───── THE INPUT ─────

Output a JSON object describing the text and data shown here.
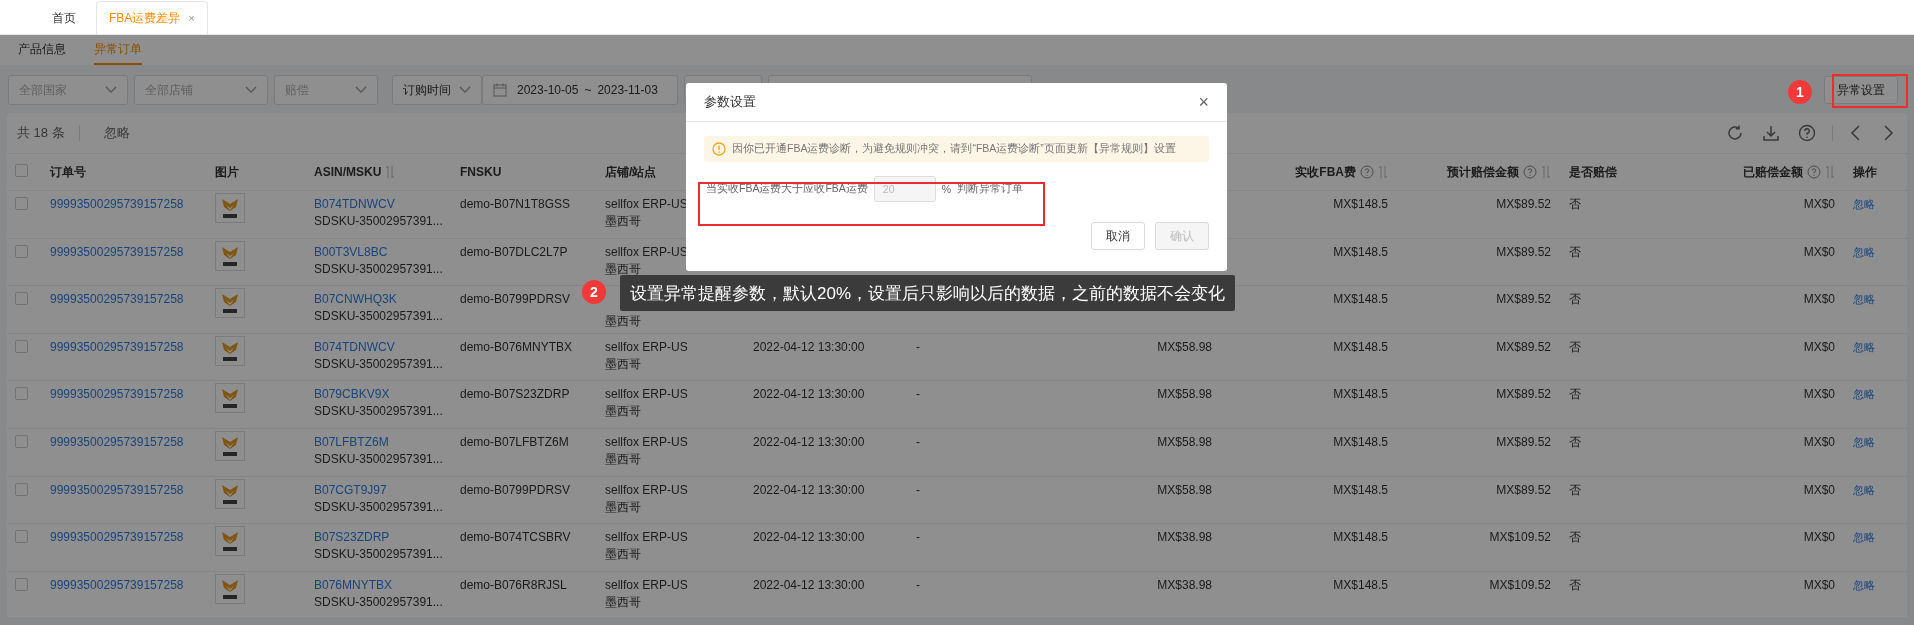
{
  "top_tabs": [
    {
      "label": "首页",
      "selected": false,
      "closable": false
    },
    {
      "label": "FBA运费差异",
      "selected": true,
      "closable": true,
      "close": "×"
    }
  ],
  "sub_tabs": [
    {
      "label": "产品信息",
      "selected": false
    },
    {
      "label": "异常订单",
      "selected": true
    }
  ],
  "filters": [
    {
      "kind": "select",
      "placeholder": "全部国家"
    },
    {
      "kind": "select",
      "placeholder": "全部店铺"
    },
    {
      "kind": "select",
      "placeholder": "赔偿"
    },
    {
      "kind": "select",
      "value": "订购时间"
    },
    {
      "kind": "daterange",
      "start": "2023-10-05",
      "separator": "~",
      "end": "2023-11-03"
    },
    {
      "kind": "field"
    },
    {
      "kind": "field"
    }
  ],
  "settings_button": "异常设置",
  "toolbar": {
    "total": "共 18 条",
    "ignore": "忽略"
  },
  "table": {
    "columns": [
      {
        "label": "订单号",
        "sortable": false,
        "help": false
      },
      {
        "label": "图片",
        "sortable": false,
        "help": false
      },
      {
        "label": "ASIN/MSKU",
        "sortable": true,
        "help": false
      },
      {
        "label": "FNSKU",
        "sortable": false,
        "help": false
      },
      {
        "label": "店铺/站点",
        "sortable": false,
        "help": false
      },
      {
        "label": "实收FBA费",
        "sortable": true,
        "help": true
      },
      {
        "label": "预计赔偿金额",
        "sortable": true,
        "help": true
      },
      {
        "label": "是否赔偿",
        "sortable": false,
        "help": false
      },
      {
        "label": "已赔偿金额",
        "sortable": true,
        "help": true
      },
      {
        "label": "操作",
        "sortable": false,
        "help": false
      }
    ],
    "header_checked": false,
    "rows": [
      {
        "checked": false,
        "order": "99993500295739157258",
        "asin": "B074TDNWCV",
        "msku": "SDSKU-35002957391...",
        "fnsku": "demo-B07N1T8GSS",
        "shop": "sellfox ERP-US",
        "site": "墨西哥",
        "actual_fee": "MX$148.5",
        "estimate": "MX$89.52",
        "compensated": "否",
        "paid": "MX$0",
        "action": "忽略"
      },
      {
        "checked": false,
        "order": "99993500295739157258",
        "asin": "B00T3VL8BC",
        "msku": "SDSKU-35002957391...",
        "fnsku": "demo-B07DLC2L7P",
        "shop": "sellfox ERP-US",
        "site": "墨西哥",
        "actual_fee": "MX$148.5",
        "estimate": "MX$89.52",
        "compensated": "否",
        "paid": "MX$0",
        "action": "忽略"
      },
      {
        "checked": false,
        "order": "99993500295739157258",
        "asin": "B07CNWHQ3K",
        "msku": "SDSKU-35002957391...",
        "fnsku": "demo-B0799PDRSV",
        "site": "墨西哥",
        "actual_fee": "MX$148.5",
        "estimate": "MX$89.52",
        "compensated": "否",
        "paid": "MX$0",
        "action": "忽略"
      },
      {
        "checked": false,
        "order": "99993500295739157258",
        "asin": "B074TDNWCV",
        "msku": "SDSKU-35002957391...",
        "fnsku": "demo-B076MNYTBX",
        "shop": "sellfox ERP-US",
        "site": "墨西哥",
        "date": "2022-04-12 13:30:00",
        "dash": "-",
        "fee": "MX$58.98",
        "actual_fee": "MX$148.5",
        "estimate": "MX$89.52",
        "compensated": "否",
        "paid": "MX$0",
        "action": "忽略"
      },
      {
        "checked": false,
        "order": "99993500295739157258",
        "asin": "B079CBKV9X",
        "msku": "SDSKU-35002957391...",
        "fnsku": "demo-B07S23ZDRP",
        "shop": "sellfox ERP-US",
        "site": "墨西哥",
        "date": "2022-04-12 13:30:00",
        "dash": "-",
        "fee": "MX$58.98",
        "actual_fee": "MX$148.5",
        "estimate": "MX$89.52",
        "compensated": "否",
        "paid": "MX$0",
        "action": "忽略"
      },
      {
        "checked": false,
        "order": "99993500295739157258",
        "asin": "B07LFBTZ6M",
        "msku": "SDSKU-35002957391...",
        "fnsku": "demo-B07LFBTZ6M",
        "shop": "sellfox ERP-US",
        "site": "墨西哥",
        "date": "2022-04-12 13:30:00",
        "dash": "-",
        "fee": "MX$58.98",
        "actual_fee": "MX$148.5",
        "estimate": "MX$89.52",
        "compensated": "否",
        "paid": "MX$0",
        "action": "忽略"
      },
      {
        "checked": false,
        "order": "99993500295739157258",
        "asin": "B07CGT9J97",
        "msku": "SDSKU-35002957391...",
        "fnsku": "demo-B0799PDRSV",
        "shop": "sellfox ERP-US",
        "site": "墨西哥",
        "date": "2022-04-12 13:30:00",
        "dash": "-",
        "fee": "MX$58.98",
        "actual_fee": "MX$148.5",
        "estimate": "MX$89.52",
        "compensated": "否",
        "paid": "MX$0",
        "action": "忽略"
      },
      {
        "checked": false,
        "order": "99993500295739157258",
        "asin": "B07S23ZDRP",
        "msku": "SDSKU-35002957391...",
        "fnsku": "demo-B074TCSBRV",
        "shop": "sellfox ERP-US",
        "site": "墨西哥",
        "date": "2022-04-12 13:30:00",
        "dash": "-",
        "fee": "MX$38.98",
        "actual_fee": "MX$148.5",
        "estimate": "MX$109.52",
        "compensated": "否",
        "paid": "MX$0",
        "action": "忽略"
      },
      {
        "checked": false,
        "order": "99993500295739157258",
        "asin": "B076MNYTBX",
        "msku": "SDSKU-35002957391...",
        "fnsku": "demo-B076R8RJSL",
        "shop": "sellfox ERP-US",
        "site": "墨西哥",
        "date": "2022-04-12 13:30:00",
        "dash": "-",
        "fee": "MX$38.98",
        "actual_fee": "MX$148.5",
        "estimate": "MX$109.52",
        "compensated": "否",
        "paid": "MX$0",
        "action": "忽略"
      }
    ]
  },
  "modal": {
    "title": "参数设置",
    "close": "×",
    "alert": "因你已开通FBA运费诊断，为避免规则冲突，请到“FBA运费诊断”页面更新【异常规则】设置",
    "rule_label": "当实收FBA运费大于应收FBA运费",
    "input": {
      "value": "20",
      "disabled": true
    },
    "unit": "%",
    "rule_suffix": "判断异常订单",
    "buttons": [
      {
        "label": "取消",
        "disabled": false
      },
      {
        "label": "确认",
        "disabled": true
      }
    ]
  },
  "annotations": [
    {
      "kind": "badge",
      "number": "1"
    },
    {
      "kind": "callout",
      "number": "2",
      "text": "设置异常提醒参数，默认20%，设置后只影响以后的数据，之前的数据不会变化"
    }
  ]
}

─────

CHALLENGE
Exclude the pictures and repeat every other part of the records word for word.

RESULT OF THE EXERCISE
Output a JSON object describing the text and data shown here.
{
  "top_tabs": [
    {
      "label": "首页",
      "selected": false,
      "closable": false
    },
    {
      "label": "FBA运费差异",
      "selected": true,
      "closable": true,
      "close": "×"
    }
  ],
  "sub_tabs": [
    {
      "label": "产品信息",
      "selected": false
    },
    {
      "label": "异常订单",
      "selected": true
    }
  ],
  "filters": [
    {
      "kind": "select",
      "placeholder": "全部国家"
    },
    {
      "kind": "select",
      "placeholder": "全部店铺"
    },
    {
      "kind": "select",
      "placeholder": "赔偿"
    },
    {
      "kind": "select",
      "value": "订购时间"
    },
    {
      "kind": "daterange",
      "start": "2023-10-05",
      "separator": "~",
      "end": "2023-11-03"
    },
    {
      "kind": "field"
    },
    {
      "kind": "field"
    }
  ],
  "settings_button": "异常设置",
  "toolbar": {
    "total": "共 18 条",
    "ignore": "忽略"
  },
  "table": {
    "columns": [
      {
        "label": "订单号",
        "sortable": false,
        "help": false
      },
      {
        "label": "图片",
        "sortable": false,
        "help": false
      },
      {
        "label": "ASIN/MSKU",
        "sortable": true,
        "help": false
      },
      {
        "label": "FNSKU",
        "sortable": false,
        "help": false
      },
      {
        "label": "店铺/站点",
        "sortable": false,
        "help": false
      },
      {
        "label": "实收FBA费",
        "sortable": true,
        "help": true
      },
      {
        "label": "预计赔偿金额",
        "sortable": true,
        "help": true
      },
      {
        "label": "是否赔偿",
        "sortable": false,
        "help": false
      },
      {
        "label": "已赔偿金额",
        "sortable": true,
        "help": true
      },
      {
        "label": "操作",
        "sortable": false,
        "help": false
      }
    ],
    "header_checked": false,
    "rows": [
      {
        "checked": false,
        "order": "99993500295739157258",
        "asin": "B074TDNWCV",
        "msku": "SDSKU-35002957391...",
        "fnsku": "demo-B07N1T8GSS",
        "shop": "sellfox ERP-US",
        "site": "墨西哥",
        "actual_fee": "MX$148.5",
        "estimate": "MX$89.52",
        "compensated": "否",
        "paid": "MX$0",
        "action": "忽略"
      },
      {
        "checked": false,
        "order": "99993500295739157258",
        "asin": "B00T3VL8BC",
        "msku": "SDSKU-35002957391...",
        "fnsku": "demo-B07DLC2L7P",
        "shop": "sellfox ERP-US",
        "site": "墨西哥",
        "actual_fee": "MX$148.5",
        "estimate": "MX$89.52",
        "compensated": "否",
        "paid": "MX$0",
        "action": "忽略"
      },
      {
        "checked": false,
        "order": "99993500295739157258",
        "asin": "B07CNWHQ3K",
        "msku": "SDSKU-35002957391...",
        "fnsku": "demo-B0799PDRSV",
        "site": "墨西哥",
        "actual_fee": "MX$148.5",
        "estimate": "MX$89.52",
        "compensated": "否",
        "paid": "MX$0",
        "action": "忽略"
      },
      {
        "checked": false,
        "order": "99993500295739157258",
        "asin": "B074TDNWCV",
        "msku": "SDSKU-35002957391...",
        "fnsku": "demo-B076MNYTBX",
        "shop": "sellfox ERP-US",
        "site": "墨西哥",
        "date": "2022-04-12 13:30:00",
        "dash": "-",
        "fee": "MX$58.98",
        "actual_fee": "MX$148.5",
        "estimate": "MX$89.52",
        "compensated": "否",
        "paid": "MX$0",
        "action": "忽略"
      },
      {
        "checked": false,
        "order": "99993500295739157258",
        "asin": "B079CBKV9X",
        "msku": "SDSKU-35002957391...",
        "fnsku": "demo-B07S23ZDRP",
        "shop": "sellfox ERP-US",
        "site": "墨西哥",
        "date": "2022-04-12 13:30:00",
        "dash": "-",
        "fee": "MX$58.98",
        "actual_fee": "MX$148.5",
        "estimate": "MX$89.52",
        "compensated": "否",
        "paid": "MX$0",
        "action": "忽略"
      },
      {
        "checked": false,
        "order": "99993500295739157258",
        "asin": "B07LFBTZ6M",
        "msku": "SDSKU-35002957391...",
        "fnsku": "demo-B07LFBTZ6M",
        "shop": "sellfox ERP-US",
        "site": "墨西哥",
        "date": "2022-04-12 13:30:00",
        "dash": "-",
        "fee": "MX$58.98",
        "actual_fee": "MX$148.5",
        "estimate": "MX$89.52",
        "compensated": "否",
        "paid": "MX$0",
        "action": "忽略"
      },
      {
        "checked": false,
        "order": "99993500295739157258",
        "asin": "B07CGT9J97",
        "msku": "SDSKU-35002957391...",
        "fnsku": "demo-B0799PDRSV",
        "shop": "sellfox ERP-US",
        "site": "墨西哥",
        "date": "2022-04-12 13:30:00",
        "dash": "-",
        "fee": "MX$58.98",
        "actual_fee": "MX$148.5",
        "estimate": "MX$89.52",
        "compensated": "否",
        "paid": "MX$0",
        "action": "忽略"
      },
      {
        "checked": false,
        "order": "99993500295739157258",
        "asin": "B07S23ZDRP",
        "msku": "SDSKU-35002957391...",
        "fnsku": "demo-B074TCSBRV",
        "shop": "sellfox ERP-US",
        "site": "墨西哥",
        "date": "2022-04-12 13:30:00",
        "dash": "-",
        "fee": "MX$38.98",
        "actual_fee": "MX$148.5",
        "estimate": "MX$109.52",
        "compensated": "否",
        "paid": "MX$0",
        "action": "忽略"
      },
      {
        "checked": false,
        "order": "99993500295739157258",
        "asin": "B076MNYTBX",
        "msku": "SDSKU-35002957391...",
        "fnsku": "demo-B076R8RJSL",
        "shop": "sellfox ERP-US",
        "site": "墨西哥",
        "date": "2022-04-12 13:30:00",
        "dash": "-",
        "fee": "MX$38.98",
        "actual_fee": "MX$148.5",
        "estimate": "MX$109.52",
        "compensated": "否",
        "paid": "MX$0",
        "action": "忽略"
      }
    ]
  },
  "modal": {
    "title": "参数设置",
    "close": "×",
    "alert": "因你已开通FBA运费诊断，为避免规则冲突，请到“FBA运费诊断”页面更新【异常规则】设置",
    "rule_label": "当实收FBA运费大于应收FBA运费",
    "input": {
      "value": "20",
      "disabled": true
    },
    "unit": "%",
    "rule_suffix": "判断异常订单",
    "buttons": [
      {
        "label": "取消",
        "disabled": false
      },
      {
        "label": "确认",
        "disabled": true
      }
    ]
  },
  "annotations": [
    {
      "kind": "badge",
      "number": "1"
    },
    {
      "kind": "callout",
      "number": "2",
      "text": "设置异常提醒参数，默认20%，设置后只影响以后的数据，之前的数据不会变化"
    }
  ]
}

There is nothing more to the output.